**Task objective**: Every line below that holds the string "faire" must be copied.

**Given entries**:
● ● ● ●

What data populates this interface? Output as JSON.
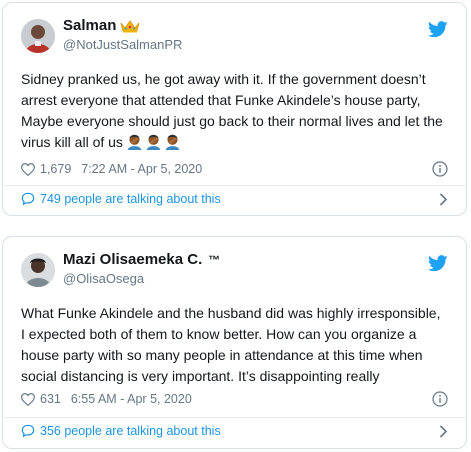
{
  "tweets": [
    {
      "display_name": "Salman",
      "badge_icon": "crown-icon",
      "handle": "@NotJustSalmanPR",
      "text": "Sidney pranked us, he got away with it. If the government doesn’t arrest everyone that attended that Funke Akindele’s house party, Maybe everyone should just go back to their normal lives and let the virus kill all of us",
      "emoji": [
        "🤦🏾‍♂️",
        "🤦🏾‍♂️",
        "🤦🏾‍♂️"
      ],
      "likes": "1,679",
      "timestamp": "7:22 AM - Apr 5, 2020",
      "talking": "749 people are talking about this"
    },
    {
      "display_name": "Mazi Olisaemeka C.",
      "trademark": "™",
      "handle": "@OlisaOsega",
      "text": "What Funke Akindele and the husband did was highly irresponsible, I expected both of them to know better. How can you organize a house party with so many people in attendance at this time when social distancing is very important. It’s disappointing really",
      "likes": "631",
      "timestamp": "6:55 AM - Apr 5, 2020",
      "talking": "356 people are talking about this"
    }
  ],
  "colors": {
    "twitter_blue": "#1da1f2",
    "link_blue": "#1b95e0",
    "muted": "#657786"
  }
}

● ● ● ●

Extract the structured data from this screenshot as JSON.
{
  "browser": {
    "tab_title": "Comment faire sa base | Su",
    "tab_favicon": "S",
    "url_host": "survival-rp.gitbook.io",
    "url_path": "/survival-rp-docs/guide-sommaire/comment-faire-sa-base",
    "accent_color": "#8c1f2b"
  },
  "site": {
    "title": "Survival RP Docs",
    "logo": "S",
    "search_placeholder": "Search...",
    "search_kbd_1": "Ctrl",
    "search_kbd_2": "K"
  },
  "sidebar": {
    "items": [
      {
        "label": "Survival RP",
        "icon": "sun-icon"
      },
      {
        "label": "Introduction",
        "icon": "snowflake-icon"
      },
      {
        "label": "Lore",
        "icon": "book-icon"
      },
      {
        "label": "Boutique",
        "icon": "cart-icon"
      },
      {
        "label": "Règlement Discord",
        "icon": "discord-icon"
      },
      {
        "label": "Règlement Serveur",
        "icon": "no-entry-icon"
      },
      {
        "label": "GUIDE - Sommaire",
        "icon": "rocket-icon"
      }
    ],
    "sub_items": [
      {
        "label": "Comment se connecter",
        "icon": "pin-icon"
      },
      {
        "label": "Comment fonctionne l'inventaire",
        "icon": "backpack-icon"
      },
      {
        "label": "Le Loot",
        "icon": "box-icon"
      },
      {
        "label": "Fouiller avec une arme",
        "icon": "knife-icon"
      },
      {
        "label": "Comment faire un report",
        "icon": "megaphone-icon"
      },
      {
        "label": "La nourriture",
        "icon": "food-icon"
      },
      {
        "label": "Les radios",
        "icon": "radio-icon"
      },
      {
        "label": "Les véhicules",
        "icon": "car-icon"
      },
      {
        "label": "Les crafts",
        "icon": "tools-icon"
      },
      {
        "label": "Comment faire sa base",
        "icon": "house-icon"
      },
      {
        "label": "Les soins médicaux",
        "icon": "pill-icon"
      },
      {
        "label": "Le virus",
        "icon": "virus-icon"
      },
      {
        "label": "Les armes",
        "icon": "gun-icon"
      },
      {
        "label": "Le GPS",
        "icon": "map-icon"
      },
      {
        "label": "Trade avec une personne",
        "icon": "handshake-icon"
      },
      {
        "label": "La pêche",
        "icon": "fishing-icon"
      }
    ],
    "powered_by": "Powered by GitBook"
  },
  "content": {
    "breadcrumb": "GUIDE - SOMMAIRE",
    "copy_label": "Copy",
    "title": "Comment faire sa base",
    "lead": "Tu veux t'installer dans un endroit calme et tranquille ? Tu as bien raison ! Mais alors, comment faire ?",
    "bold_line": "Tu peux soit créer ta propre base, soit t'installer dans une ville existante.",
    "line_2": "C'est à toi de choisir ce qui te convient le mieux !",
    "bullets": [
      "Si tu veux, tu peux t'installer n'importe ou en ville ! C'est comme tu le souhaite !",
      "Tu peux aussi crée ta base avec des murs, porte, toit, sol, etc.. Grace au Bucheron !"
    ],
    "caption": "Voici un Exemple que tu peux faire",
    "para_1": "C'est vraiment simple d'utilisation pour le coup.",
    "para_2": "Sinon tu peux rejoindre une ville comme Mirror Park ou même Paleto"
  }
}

● ● ● ●

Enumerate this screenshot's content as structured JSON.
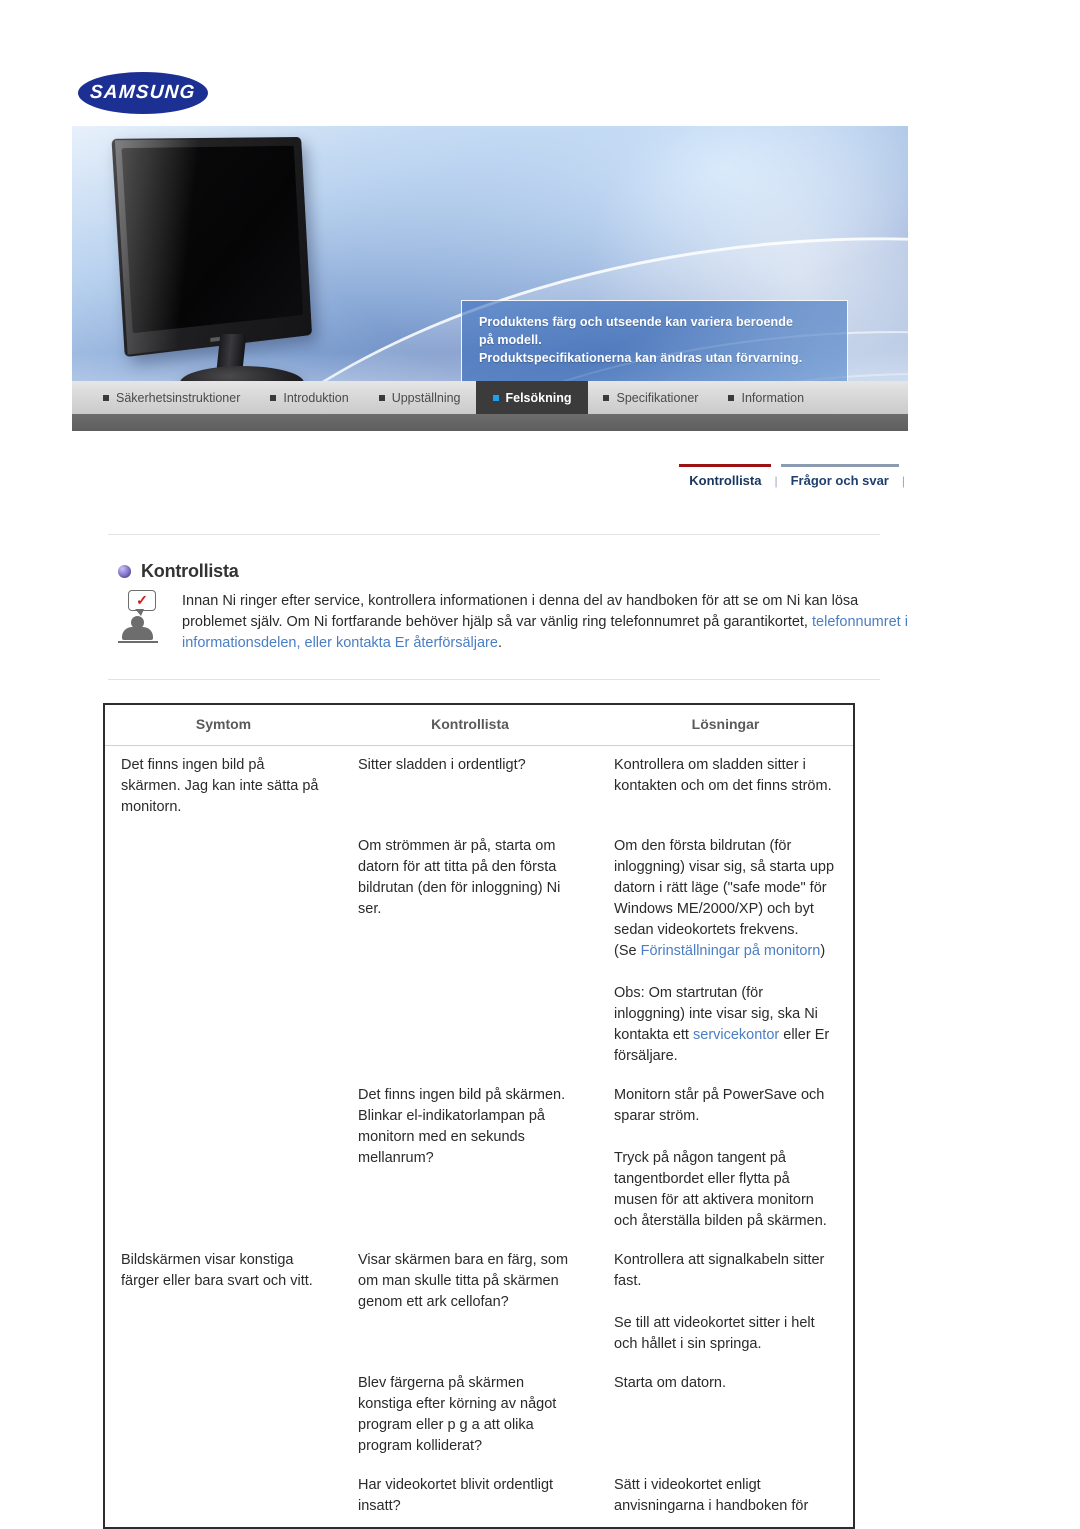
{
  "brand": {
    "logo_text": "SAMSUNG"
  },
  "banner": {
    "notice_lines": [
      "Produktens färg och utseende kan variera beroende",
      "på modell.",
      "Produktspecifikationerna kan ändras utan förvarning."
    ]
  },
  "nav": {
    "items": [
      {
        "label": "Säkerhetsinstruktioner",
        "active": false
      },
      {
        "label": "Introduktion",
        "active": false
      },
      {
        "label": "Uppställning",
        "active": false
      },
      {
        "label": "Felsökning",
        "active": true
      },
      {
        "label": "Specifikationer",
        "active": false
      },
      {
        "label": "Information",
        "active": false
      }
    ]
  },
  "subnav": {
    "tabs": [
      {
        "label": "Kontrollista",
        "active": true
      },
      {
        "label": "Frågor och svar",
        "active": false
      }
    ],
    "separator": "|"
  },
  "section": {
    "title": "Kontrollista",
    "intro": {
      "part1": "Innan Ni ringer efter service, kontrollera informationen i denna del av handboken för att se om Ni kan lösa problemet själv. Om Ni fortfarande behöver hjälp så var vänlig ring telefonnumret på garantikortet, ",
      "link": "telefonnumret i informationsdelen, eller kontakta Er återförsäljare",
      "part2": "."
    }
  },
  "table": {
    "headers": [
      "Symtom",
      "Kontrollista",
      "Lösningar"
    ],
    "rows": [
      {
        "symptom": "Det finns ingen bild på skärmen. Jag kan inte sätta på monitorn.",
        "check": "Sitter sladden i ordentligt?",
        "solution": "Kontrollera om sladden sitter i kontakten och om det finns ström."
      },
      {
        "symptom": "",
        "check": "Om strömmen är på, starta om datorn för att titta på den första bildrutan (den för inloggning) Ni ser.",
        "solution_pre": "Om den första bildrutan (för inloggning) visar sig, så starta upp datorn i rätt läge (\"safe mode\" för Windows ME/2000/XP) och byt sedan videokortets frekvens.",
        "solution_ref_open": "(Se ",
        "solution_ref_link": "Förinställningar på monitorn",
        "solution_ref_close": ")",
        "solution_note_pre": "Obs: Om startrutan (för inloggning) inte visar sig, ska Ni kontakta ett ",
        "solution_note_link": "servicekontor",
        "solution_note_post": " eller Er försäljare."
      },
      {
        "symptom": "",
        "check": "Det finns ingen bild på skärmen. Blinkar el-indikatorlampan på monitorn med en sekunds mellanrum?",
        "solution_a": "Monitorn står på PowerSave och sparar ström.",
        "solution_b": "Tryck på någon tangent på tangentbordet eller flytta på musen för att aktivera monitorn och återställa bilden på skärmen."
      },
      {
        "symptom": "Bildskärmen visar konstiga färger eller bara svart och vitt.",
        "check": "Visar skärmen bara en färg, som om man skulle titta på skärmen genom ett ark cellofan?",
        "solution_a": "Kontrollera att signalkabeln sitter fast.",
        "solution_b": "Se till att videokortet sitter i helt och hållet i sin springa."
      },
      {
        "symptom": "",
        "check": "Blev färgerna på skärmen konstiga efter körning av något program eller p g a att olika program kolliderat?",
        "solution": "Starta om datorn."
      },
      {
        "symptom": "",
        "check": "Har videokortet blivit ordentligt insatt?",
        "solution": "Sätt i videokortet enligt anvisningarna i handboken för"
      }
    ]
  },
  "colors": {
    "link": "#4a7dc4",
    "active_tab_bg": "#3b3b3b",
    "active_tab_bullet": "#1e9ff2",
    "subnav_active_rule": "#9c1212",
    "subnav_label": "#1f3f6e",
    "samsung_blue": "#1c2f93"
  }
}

● ● ● ●

**Solution for this exercise**:
    "tab_title": "Comment faire sa base | Su",
    "url_path": "/survival-rp-docs/guide-sommaire/comment-faire-sa-base",
        "label": "Comment faire un report",
        "label": "Comment faire sa base",
    "title": "Comment faire sa base",
    "lead": "Tu veux t'installer dans un endroit calme et tranquille ? Tu as bien raison ! Mais alors, comment faire ?",
    "caption": "Voici un Exemple que tu peux faire",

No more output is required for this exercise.